▶ _Exercise_
Gather all lines from the material that contain the word "player".
⁂
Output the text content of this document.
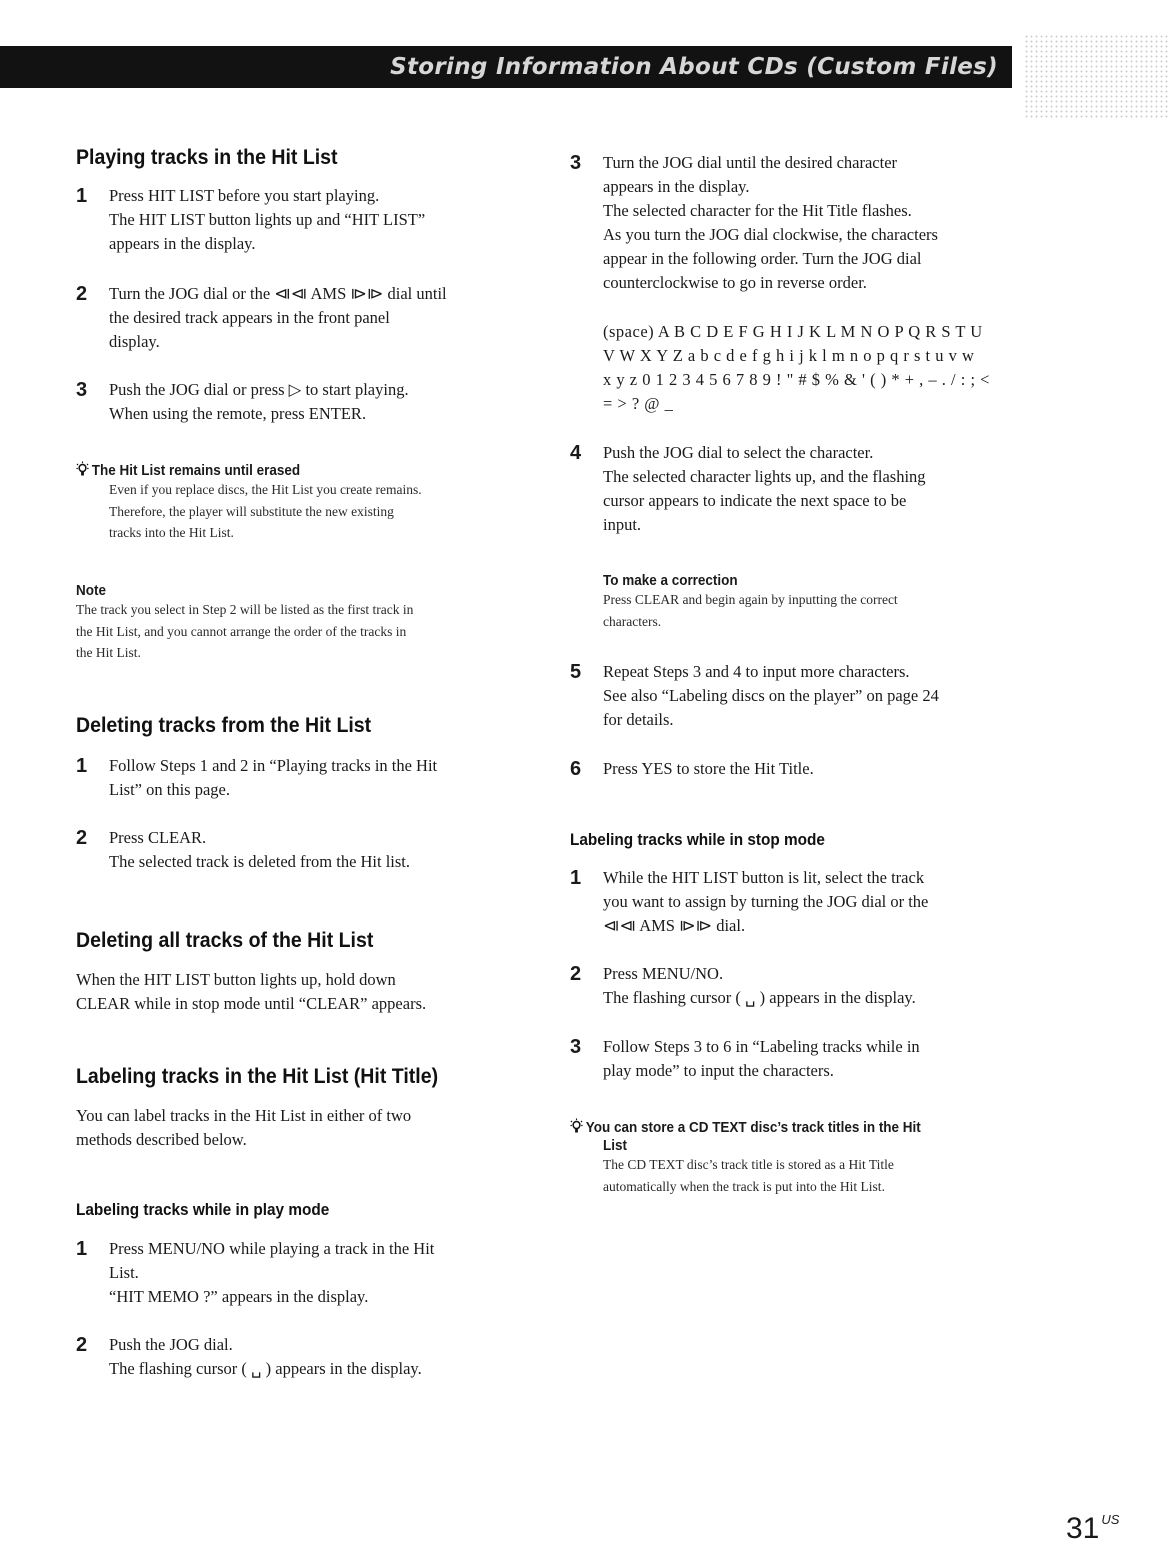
Storing Information About CDs (Custom Files)
Playing tracks in the Hit List
1 Press HIT LIST before you start playing.
The HIT LIST button lights up and “HIT LIST”
appears in the display.
2 Turn the JOG dial or the ⧏⧏ AMS ⧐⧐ dial until
the desired track appears in the front panel
display.
3 Push the JOG dial or press ▷ to start playing.
When using the remote, press ENTER.
The Hit List remains until erased
Even if you replace discs, the Hit List you create remains.
Therefore, the player will substitute the new existing
tracks into the Hit List.
Note
The track you select in Step 2 will be listed as the first track in
the Hit List, and you cannot arrange the order of the tracks in
the Hit List.
Deleting tracks from the Hit List
1 Follow Steps 1 and 2 in “Playing tracks in the Hit
List” on this page.
2 Press CLEAR.
The selected track is deleted from the Hit list.
Deleting all tracks of the Hit List
When the HIT LIST button lights up, hold down
CLEAR while in stop mode until “CLEAR” appears.
Labeling tracks in the Hit List (Hit Title)
You can label tracks in the Hit List in either of two
methods described below.
Labeling tracks while in play mode
1 Press MENU/NO while playing a track in the Hit
List.
“HIT MEMO ?” appears in the display.
2 Push the JOG dial.
The flashing cursor ( ␣ ) appears in the display.
3 Turn the JOG dial until the desired character
appears in the display.
The selected character for the Hit Title flashes.
As you turn the JOG dial clockwise, the characters
appear in the following order. Turn the JOG dial
counterclockwise to go in reverse order.
(space) A B C D E F G H I J K L M N O P Q R S T U
V W X Y Z a b c d e f g h i j k l m n o p q r s t u v w
x y z 0 1 2 3 4 5 6 7 8 9 ! " # $ % & ' ( ) * + , – . / : ; <
= > ? @ _
4 Push the JOG dial to select the character.
The selected character lights up, and the flashing
cursor appears to indicate the next space to be
input.
To make a correction
Press CLEAR and begin again by inputting the correct
characters.
5 Repeat Steps 3 and 4 to input more characters.
See also “Labeling discs on the player” on page 24
for details.
6 Press YES to store the Hit Title.
Labeling tracks while in stop mode
1 While the HIT LIST button is lit, select the track
you want to assign by turning the JOG dial or the
⧏⧏ AMS ⧐⧐ dial.
2 Press MENU/NO.
The flashing cursor ( ␣ ) appears in the display.
3 Follow Steps 3 to 6 in “Labeling tracks while in
play mode” to input the characters.
You can store a CD TEXT disc’s track titles in the Hit
List
The CD TEXT disc’s track title is stored as a Hit Title
automatically when the track is put into the Hit List.
31 $^{US}$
⁂
▶ _The completed task_
Therefore, the player will substitute the new existing
See also “Labeling discs on the player” on page 24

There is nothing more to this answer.